Exercise. Filter the data for lines with the word "this", then copy every line so identified.
-------- Record set --------
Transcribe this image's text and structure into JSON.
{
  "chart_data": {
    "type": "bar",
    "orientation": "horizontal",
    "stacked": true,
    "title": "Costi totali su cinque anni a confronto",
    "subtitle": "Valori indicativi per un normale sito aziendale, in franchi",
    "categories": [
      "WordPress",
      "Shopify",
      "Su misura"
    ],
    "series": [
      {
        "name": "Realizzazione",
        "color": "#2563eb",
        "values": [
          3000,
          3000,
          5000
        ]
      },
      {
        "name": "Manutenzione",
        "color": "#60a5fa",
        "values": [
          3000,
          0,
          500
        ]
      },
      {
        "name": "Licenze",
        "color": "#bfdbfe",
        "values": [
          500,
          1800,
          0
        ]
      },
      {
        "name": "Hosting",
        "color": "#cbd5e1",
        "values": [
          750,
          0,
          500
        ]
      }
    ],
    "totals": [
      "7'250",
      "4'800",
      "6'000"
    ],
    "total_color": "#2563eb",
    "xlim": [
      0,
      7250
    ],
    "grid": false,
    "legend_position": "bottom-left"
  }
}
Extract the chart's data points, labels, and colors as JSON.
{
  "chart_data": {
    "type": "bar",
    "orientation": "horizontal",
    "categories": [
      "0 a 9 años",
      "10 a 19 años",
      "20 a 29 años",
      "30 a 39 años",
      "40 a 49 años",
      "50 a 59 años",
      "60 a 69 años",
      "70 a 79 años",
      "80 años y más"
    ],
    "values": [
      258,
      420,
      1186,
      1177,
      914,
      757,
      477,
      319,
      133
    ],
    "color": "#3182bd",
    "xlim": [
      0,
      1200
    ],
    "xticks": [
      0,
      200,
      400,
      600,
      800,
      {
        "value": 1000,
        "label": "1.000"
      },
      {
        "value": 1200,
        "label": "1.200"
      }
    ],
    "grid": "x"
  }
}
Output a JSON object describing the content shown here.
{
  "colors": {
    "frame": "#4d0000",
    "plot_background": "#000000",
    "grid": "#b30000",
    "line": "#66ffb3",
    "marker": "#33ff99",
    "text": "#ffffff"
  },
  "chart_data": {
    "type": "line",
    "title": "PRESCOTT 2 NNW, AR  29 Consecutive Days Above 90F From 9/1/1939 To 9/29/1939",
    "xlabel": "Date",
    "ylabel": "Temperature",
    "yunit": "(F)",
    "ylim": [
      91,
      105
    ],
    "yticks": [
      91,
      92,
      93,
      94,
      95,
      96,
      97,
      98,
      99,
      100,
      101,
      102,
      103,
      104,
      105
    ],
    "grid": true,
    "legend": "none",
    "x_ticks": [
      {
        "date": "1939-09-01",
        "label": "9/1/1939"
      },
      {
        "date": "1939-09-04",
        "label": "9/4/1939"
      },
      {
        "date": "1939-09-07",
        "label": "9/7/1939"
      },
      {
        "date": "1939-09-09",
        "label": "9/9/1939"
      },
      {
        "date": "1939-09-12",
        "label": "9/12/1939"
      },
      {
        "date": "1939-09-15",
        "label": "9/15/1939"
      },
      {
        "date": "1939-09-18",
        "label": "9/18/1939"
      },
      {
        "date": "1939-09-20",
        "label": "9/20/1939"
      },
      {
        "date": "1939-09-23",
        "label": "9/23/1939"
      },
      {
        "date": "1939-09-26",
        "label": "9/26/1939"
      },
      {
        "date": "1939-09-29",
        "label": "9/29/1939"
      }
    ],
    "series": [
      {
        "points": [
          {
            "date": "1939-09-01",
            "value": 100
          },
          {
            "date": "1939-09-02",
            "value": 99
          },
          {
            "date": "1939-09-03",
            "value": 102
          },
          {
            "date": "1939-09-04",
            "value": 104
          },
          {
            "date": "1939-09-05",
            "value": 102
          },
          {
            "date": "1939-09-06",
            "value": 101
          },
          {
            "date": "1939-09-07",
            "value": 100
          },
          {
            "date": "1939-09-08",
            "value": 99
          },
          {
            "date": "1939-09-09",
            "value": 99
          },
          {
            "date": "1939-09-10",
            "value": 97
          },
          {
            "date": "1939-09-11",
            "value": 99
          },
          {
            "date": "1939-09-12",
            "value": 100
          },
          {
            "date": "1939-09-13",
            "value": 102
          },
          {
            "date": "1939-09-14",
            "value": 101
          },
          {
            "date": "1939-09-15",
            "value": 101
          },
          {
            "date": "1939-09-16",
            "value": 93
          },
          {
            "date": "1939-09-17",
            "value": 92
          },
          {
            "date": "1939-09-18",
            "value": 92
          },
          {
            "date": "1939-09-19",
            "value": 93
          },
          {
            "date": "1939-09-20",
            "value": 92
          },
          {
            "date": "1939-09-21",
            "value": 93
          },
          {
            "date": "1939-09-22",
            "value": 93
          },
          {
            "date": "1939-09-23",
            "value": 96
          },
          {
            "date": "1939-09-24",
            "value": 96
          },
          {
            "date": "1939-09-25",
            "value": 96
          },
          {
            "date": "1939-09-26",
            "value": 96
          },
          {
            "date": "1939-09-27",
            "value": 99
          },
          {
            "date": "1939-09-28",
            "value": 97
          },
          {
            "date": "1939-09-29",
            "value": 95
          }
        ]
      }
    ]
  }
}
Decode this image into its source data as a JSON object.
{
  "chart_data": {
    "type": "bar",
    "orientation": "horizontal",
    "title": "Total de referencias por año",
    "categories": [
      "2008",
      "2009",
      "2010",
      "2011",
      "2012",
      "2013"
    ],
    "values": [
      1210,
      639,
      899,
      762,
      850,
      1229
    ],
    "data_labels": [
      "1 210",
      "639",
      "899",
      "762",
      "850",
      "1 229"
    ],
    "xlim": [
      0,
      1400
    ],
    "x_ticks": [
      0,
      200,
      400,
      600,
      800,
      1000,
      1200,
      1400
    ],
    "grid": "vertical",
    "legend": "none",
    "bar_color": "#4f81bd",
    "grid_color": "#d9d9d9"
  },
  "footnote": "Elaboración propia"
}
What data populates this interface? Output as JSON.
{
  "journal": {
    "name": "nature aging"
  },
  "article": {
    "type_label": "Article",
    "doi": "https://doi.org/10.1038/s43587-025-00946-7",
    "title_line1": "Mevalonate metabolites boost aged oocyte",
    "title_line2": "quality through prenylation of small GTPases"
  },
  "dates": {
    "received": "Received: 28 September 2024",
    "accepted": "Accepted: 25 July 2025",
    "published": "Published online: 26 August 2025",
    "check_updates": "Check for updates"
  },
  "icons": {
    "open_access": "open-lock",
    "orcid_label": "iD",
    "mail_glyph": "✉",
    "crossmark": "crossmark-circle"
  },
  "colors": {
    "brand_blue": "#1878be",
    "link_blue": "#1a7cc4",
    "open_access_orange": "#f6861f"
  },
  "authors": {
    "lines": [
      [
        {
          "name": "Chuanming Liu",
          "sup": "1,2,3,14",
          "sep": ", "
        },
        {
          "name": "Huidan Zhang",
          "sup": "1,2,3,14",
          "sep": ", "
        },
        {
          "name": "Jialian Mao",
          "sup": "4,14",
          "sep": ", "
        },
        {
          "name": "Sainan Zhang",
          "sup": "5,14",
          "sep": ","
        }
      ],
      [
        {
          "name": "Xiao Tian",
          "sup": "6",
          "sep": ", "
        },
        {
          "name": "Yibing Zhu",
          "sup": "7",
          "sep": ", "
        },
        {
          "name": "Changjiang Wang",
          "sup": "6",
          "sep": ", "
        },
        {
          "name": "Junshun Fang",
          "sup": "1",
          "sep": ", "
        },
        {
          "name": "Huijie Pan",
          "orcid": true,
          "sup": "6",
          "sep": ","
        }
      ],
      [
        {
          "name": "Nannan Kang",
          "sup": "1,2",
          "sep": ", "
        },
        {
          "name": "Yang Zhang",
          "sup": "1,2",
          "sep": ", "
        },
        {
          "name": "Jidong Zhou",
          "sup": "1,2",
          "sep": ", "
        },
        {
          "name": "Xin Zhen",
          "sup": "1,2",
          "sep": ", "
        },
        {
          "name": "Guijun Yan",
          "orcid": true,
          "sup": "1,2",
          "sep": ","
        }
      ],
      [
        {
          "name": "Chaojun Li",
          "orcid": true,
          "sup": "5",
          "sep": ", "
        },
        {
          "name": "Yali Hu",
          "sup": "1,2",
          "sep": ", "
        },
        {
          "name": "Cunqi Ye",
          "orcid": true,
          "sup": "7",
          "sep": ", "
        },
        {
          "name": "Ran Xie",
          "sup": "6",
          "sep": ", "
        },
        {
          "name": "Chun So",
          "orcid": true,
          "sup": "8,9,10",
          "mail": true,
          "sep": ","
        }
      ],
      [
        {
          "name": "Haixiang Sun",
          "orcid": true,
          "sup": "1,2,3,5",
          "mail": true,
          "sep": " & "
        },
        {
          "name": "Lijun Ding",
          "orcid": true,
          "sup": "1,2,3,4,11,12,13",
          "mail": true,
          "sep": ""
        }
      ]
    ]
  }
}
--------
Solution to the exercise.
Transcribe this image's text and structure into JSON.
Decode this image into its source data as a JSON object.
What data populates this interface? Output as JSON.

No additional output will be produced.